## Start DATASET EXTRACT
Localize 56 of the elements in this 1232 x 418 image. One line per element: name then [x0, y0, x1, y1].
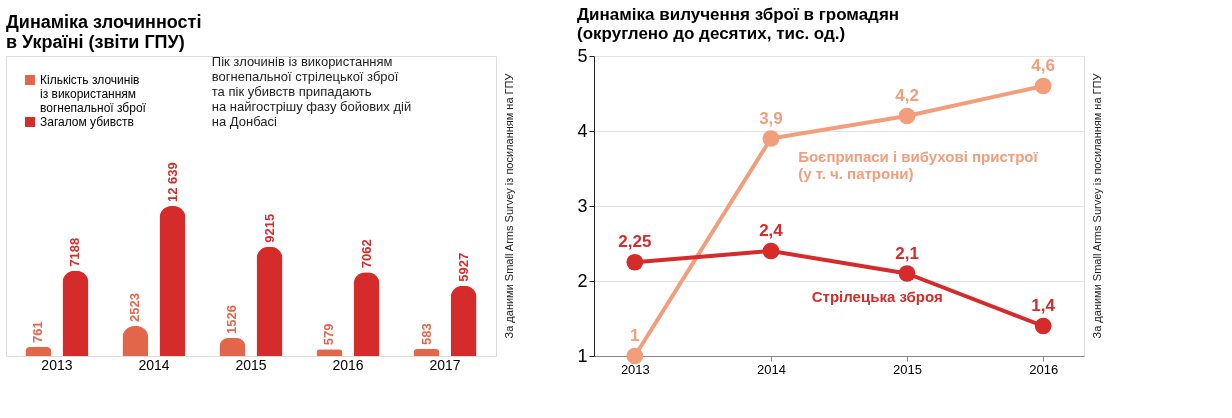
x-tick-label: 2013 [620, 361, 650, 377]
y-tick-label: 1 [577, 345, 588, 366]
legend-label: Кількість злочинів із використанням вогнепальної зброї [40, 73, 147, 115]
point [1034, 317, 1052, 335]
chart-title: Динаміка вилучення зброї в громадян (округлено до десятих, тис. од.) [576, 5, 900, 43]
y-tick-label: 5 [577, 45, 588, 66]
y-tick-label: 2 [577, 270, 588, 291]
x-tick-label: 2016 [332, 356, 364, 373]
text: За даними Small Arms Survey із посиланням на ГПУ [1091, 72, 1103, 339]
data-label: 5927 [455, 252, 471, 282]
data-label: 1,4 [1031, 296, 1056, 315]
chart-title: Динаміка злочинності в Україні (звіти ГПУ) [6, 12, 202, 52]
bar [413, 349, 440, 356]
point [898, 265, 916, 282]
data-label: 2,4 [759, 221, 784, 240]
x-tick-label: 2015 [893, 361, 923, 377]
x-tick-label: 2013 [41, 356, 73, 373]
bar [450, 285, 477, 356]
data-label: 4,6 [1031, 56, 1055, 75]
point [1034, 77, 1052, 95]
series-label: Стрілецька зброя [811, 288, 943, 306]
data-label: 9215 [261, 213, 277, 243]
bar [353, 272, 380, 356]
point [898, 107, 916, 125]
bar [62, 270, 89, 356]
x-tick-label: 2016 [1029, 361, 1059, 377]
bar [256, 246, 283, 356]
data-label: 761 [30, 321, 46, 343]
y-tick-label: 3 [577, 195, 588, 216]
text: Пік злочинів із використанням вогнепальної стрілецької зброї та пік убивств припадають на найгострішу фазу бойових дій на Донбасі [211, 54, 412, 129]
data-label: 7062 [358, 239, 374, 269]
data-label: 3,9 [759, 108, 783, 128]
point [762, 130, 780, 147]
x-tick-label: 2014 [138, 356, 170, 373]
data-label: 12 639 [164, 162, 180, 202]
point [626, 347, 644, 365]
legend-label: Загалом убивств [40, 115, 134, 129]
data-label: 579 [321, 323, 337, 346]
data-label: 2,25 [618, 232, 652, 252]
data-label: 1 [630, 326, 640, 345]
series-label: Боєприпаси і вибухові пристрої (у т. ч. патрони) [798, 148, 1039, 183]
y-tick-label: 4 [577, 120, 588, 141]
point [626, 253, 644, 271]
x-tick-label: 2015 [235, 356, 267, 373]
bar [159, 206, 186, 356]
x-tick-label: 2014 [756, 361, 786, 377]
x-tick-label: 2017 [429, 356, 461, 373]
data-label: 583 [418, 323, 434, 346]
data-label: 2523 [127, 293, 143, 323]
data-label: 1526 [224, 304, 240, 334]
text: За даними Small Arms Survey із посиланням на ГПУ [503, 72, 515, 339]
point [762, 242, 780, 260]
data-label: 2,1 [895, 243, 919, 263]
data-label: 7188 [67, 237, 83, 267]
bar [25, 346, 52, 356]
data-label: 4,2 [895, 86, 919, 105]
## End DATASET EXTRACT
» **DIRECTIVE**
Copy every line of the rows above without any changes, leaving the pictures out of your answer.

» **ANSWER**
Localize 56 of the elements in this 1232 x 418 image. One line per element: name then [x0, y0, x1, y1].
x-tick-label: 2013 [620, 361, 650, 377]
y-tick-label: 1 [577, 345, 588, 366]
legend-label: Кількість злочинів із використанням вогнепальної зброї [40, 73, 147, 115]
point [1034, 317, 1052, 335]
chart-title: Динаміка вилучення зброї в громадян (округлено до десятих, тис. од.) [576, 5, 900, 43]
y-tick-label: 5 [577, 45, 588, 66]
y-tick-label: 2 [577, 270, 588, 291]
x-tick-label: 2016 [332, 356, 364, 373]
text: За даними Small Arms Survey із посиланням на ГПУ [1091, 72, 1103, 339]
data-label: 5927 [455, 252, 471, 282]
data-label: 1,4 [1031, 296, 1056, 315]
chart-title: Динаміка злочинності в Україні (звіти ГПУ) [6, 12, 202, 52]
bar [413, 349, 440, 356]
point [898, 265, 916, 282]
data-label: 2,4 [759, 221, 784, 240]
x-tick-label: 2015 [893, 361, 923, 377]
x-tick-label: 2013 [41, 356, 73, 373]
bar [450, 285, 477, 356]
data-label: 4,6 [1031, 56, 1055, 75]
point [1034, 77, 1052, 95]
series-label: Стрілецька зброя [811, 288, 943, 306]
data-label: 9215 [261, 213, 277, 243]
bar [353, 272, 380, 356]
point [898, 107, 916, 125]
bar [62, 270, 89, 356]
x-tick-label: 2016 [1029, 361, 1059, 377]
bar [256, 246, 283, 356]
data-label: 761 [30, 321, 46, 343]
y-tick-label: 3 [577, 195, 588, 216]
text: Пік злочинів із використанням вогнепальної стрілецької зброї та пік убивств припадають на найгострішу фазу бойових дій на Донбасі [211, 54, 412, 129]
data-label: 7062 [358, 239, 374, 269]
data-label: 3,9 [759, 108, 783, 128]
point [762, 130, 780, 147]
x-tick-label: 2014 [138, 356, 170, 373]
data-label: 12 639 [164, 162, 180, 202]
point [626, 347, 644, 365]
legend-label: Загалом убивств [40, 115, 134, 129]
data-label: 579 [321, 323, 337, 346]
data-label: 2,25 [618, 232, 652, 252]
data-label: 1 [630, 326, 640, 345]
series-label: Боєприпаси і вибухові пристрої (у т. ч. патрони) [798, 148, 1039, 183]
y-tick-label: 4 [577, 120, 588, 141]
point [626, 253, 644, 271]
x-tick-label: 2015 [235, 356, 267, 373]
bar [159, 206, 186, 356]
x-tick-label: 2014 [756, 361, 786, 377]
x-tick-label: 2017 [429, 356, 461, 373]
data-label: 583 [418, 323, 434, 346]
data-label: 2523 [127, 293, 143, 323]
data-label: 1526 [224, 304, 240, 334]
text: За даними Small Arms Survey із посиланням на ГПУ [503, 72, 515, 339]
point [762, 242, 780, 260]
data-label: 2,1 [895, 243, 919, 263]
data-label: 7188 [67, 237, 83, 267]
bar [25, 346, 52, 356]
data-label: 4,2 [895, 86, 919, 105]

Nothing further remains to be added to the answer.